------ Source material ------

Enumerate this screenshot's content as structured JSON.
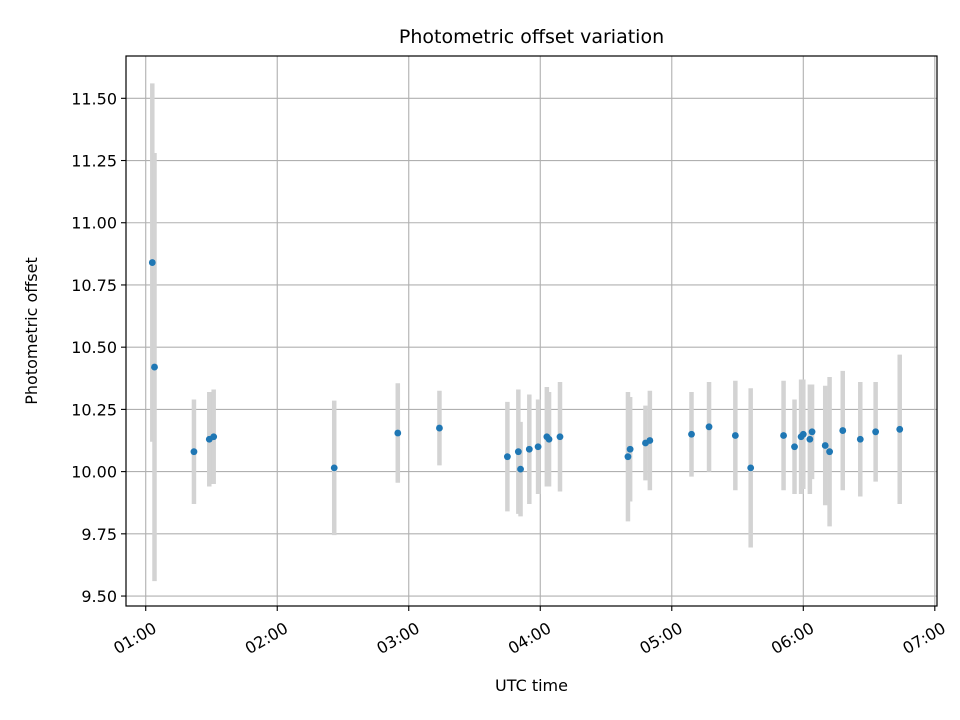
{
  "chart_data": {
    "type": "scatter",
    "title": "Photometric offset variation",
    "xlabel": "UTC time",
    "ylabel": "Photometric offset",
    "xlim": [
      "00:51",
      "07:01"
    ],
    "ylim": [
      9.46,
      11.67
    ],
    "grid": true,
    "x_ticks": [
      "01:00",
      "02:00",
      "03:00",
      "04:00",
      "05:00",
      "06:00",
      "07:00"
    ],
    "y_ticks": [
      "9.50",
      "9.75",
      "10.00",
      "10.25",
      "10.50",
      "10.75",
      "11.00",
      "11.25",
      "11.50"
    ],
    "marker_color": "#1f77b4",
    "errorbar_color": "#d3d3d3",
    "points": [
      {
        "t": "01:03",
        "y": 10.84,
        "err": 0.72
      },
      {
        "t": "01:04",
        "y": 10.42,
        "err": 0.86
      },
      {
        "t": "01:22",
        "y": 10.08,
        "err": 0.21
      },
      {
        "t": "01:29",
        "y": 10.13,
        "err": 0.19
      },
      {
        "t": "01:31",
        "y": 10.14,
        "err": 0.19
      },
      {
        "t": "02:26",
        "y": 10.015,
        "err": 0.27
      },
      {
        "t": "02:55",
        "y": 10.155,
        "err": 0.2
      },
      {
        "t": "03:14",
        "y": 10.175,
        "err": 0.15
      },
      {
        "t": "03:45",
        "y": 10.06,
        "err": 0.22
      },
      {
        "t": "03:50",
        "y": 10.08,
        "err": 0.25
      },
      {
        "t": "03:51",
        "y": 10.01,
        "err": 0.19
      },
      {
        "t": "03:55",
        "y": 10.09,
        "err": 0.22
      },
      {
        "t": "03:59",
        "y": 10.1,
        "err": 0.19
      },
      {
        "t": "04:03",
        "y": 10.14,
        "err": 0.2
      },
      {
        "t": "04:04",
        "y": 10.13,
        "err": 0.19
      },
      {
        "t": "04:09",
        "y": 10.14,
        "err": 0.22
      },
      {
        "t": "04:40",
        "y": 10.06,
        "err": 0.26
      },
      {
        "t": "04:41",
        "y": 10.09,
        "err": 0.21
      },
      {
        "t": "04:48",
        "y": 10.115,
        "err": 0.15
      },
      {
        "t": "04:50",
        "y": 10.125,
        "err": 0.2
      },
      {
        "t": "05:09",
        "y": 10.15,
        "err": 0.17
      },
      {
        "t": "05:17",
        "y": 10.18,
        "err": 0.18
      },
      {
        "t": "05:29",
        "y": 10.145,
        "err": 0.22
      },
      {
        "t": "05:36",
        "y": 10.015,
        "err": 0.32
      },
      {
        "t": "05:51",
        "y": 10.145,
        "err": 0.22
      },
      {
        "t": "05:56",
        "y": 10.1,
        "err": 0.19
      },
      {
        "t": "05:59",
        "y": 10.14,
        "err": 0.23
      },
      {
        "t": "06:00",
        "y": 10.15,
        "err": 0.22
      },
      {
        "t": "06:03",
        "y": 10.13,
        "err": 0.22
      },
      {
        "t": "06:04",
        "y": 10.16,
        "err": 0.19
      },
      {
        "t": "06:10",
        "y": 10.105,
        "err": 0.24
      },
      {
        "t": "06:12",
        "y": 10.08,
        "err": 0.3
      },
      {
        "t": "06:18",
        "y": 10.165,
        "err": 0.24
      },
      {
        "t": "06:26",
        "y": 10.13,
        "err": 0.23
      },
      {
        "t": "06:33",
        "y": 10.16,
        "err": 0.2
      },
      {
        "t": "06:44",
        "y": 10.17,
        "err": 0.3
      }
    ]
  }
}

------

* _Task_
Repeat the listing verbatim. Skip the pictures.

* _Output for this task_
Enumerate this screenshot's content as structured JSON.
{
  "chart_data": {
    "type": "scatter",
    "title": "Photometric offset variation",
    "xlabel": "UTC time",
    "ylabel": "Photometric offset",
    "xlim": [
      "00:51",
      "07:01"
    ],
    "ylim": [
      9.46,
      11.67
    ],
    "grid": true,
    "x_ticks": [
      "01:00",
      "02:00",
      "03:00",
      "04:00",
      "05:00",
      "06:00",
      "07:00"
    ],
    "y_ticks": [
      "9.50",
      "9.75",
      "10.00",
      "10.25",
      "10.50",
      "10.75",
      "11.00",
      "11.25",
      "11.50"
    ],
    "marker_color": "#1f77b4",
    "errorbar_color": "#d3d3d3",
    "points": [
      {
        "t": "01:03",
        "y": 10.84,
        "err": 0.72
      },
      {
        "t": "01:04",
        "y": 10.42,
        "err": 0.86
      },
      {
        "t": "01:22",
        "y": 10.08,
        "err": 0.21
      },
      {
        "t": "01:29",
        "y": 10.13,
        "err": 0.19
      },
      {
        "t": "01:31",
        "y": 10.14,
        "err": 0.19
      },
      {
        "t": "02:26",
        "y": 10.015,
        "err": 0.27
      },
      {
        "t": "02:55",
        "y": 10.155,
        "err": 0.2
      },
      {
        "t": "03:14",
        "y": 10.175,
        "err": 0.15
      },
      {
        "t": "03:45",
        "y": 10.06,
        "err": 0.22
      },
      {
        "t": "03:50",
        "y": 10.08,
        "err": 0.25
      },
      {
        "t": "03:51",
        "y": 10.01,
        "err": 0.19
      },
      {
        "t": "03:55",
        "y": 10.09,
        "err": 0.22
      },
      {
        "t": "03:59",
        "y": 10.1,
        "err": 0.19
      },
      {
        "t": "04:03",
        "y": 10.14,
        "err": 0.2
      },
      {
        "t": "04:04",
        "y": 10.13,
        "err": 0.19
      },
      {
        "t": "04:09",
        "y": 10.14,
        "err": 0.22
      },
      {
        "t": "04:40",
        "y": 10.06,
        "err": 0.26
      },
      {
        "t": "04:41",
        "y": 10.09,
        "err": 0.21
      },
      {
        "t": "04:48",
        "y": 10.115,
        "err": 0.15
      },
      {
        "t": "04:50",
        "y": 10.125,
        "err": 0.2
      },
      {
        "t": "05:09",
        "y": 10.15,
        "err": 0.17
      },
      {
        "t": "05:17",
        "y": 10.18,
        "err": 0.18
      },
      {
        "t": "05:29",
        "y": 10.145,
        "err": 0.22
      },
      {
        "t": "05:36",
        "y": 10.015,
        "err": 0.32
      },
      {
        "t": "05:51",
        "y": 10.145,
        "err": 0.22
      },
      {
        "t": "05:56",
        "y": 10.1,
        "err": 0.19
      },
      {
        "t": "05:59",
        "y": 10.14,
        "err": 0.23
      },
      {
        "t": "06:00",
        "y": 10.15,
        "err": 0.22
      },
      {
        "t": "06:03",
        "y": 10.13,
        "err": 0.22
      },
      {
        "t": "06:04",
        "y": 10.16,
        "err": 0.19
      },
      {
        "t": "06:10",
        "y": 10.105,
        "err": 0.24
      },
      {
        "t": "06:12",
        "y": 10.08,
        "err": 0.3
      },
      {
        "t": "06:18",
        "y": 10.165,
        "err": 0.24
      },
      {
        "t": "06:26",
        "y": 10.13,
        "err": 0.23
      },
      {
        "t": "06:33",
        "y": 10.16,
        "err": 0.2
      },
      {
        "t": "06:44",
        "y": 10.17,
        "err": 0.3
      }
    ]
  }
}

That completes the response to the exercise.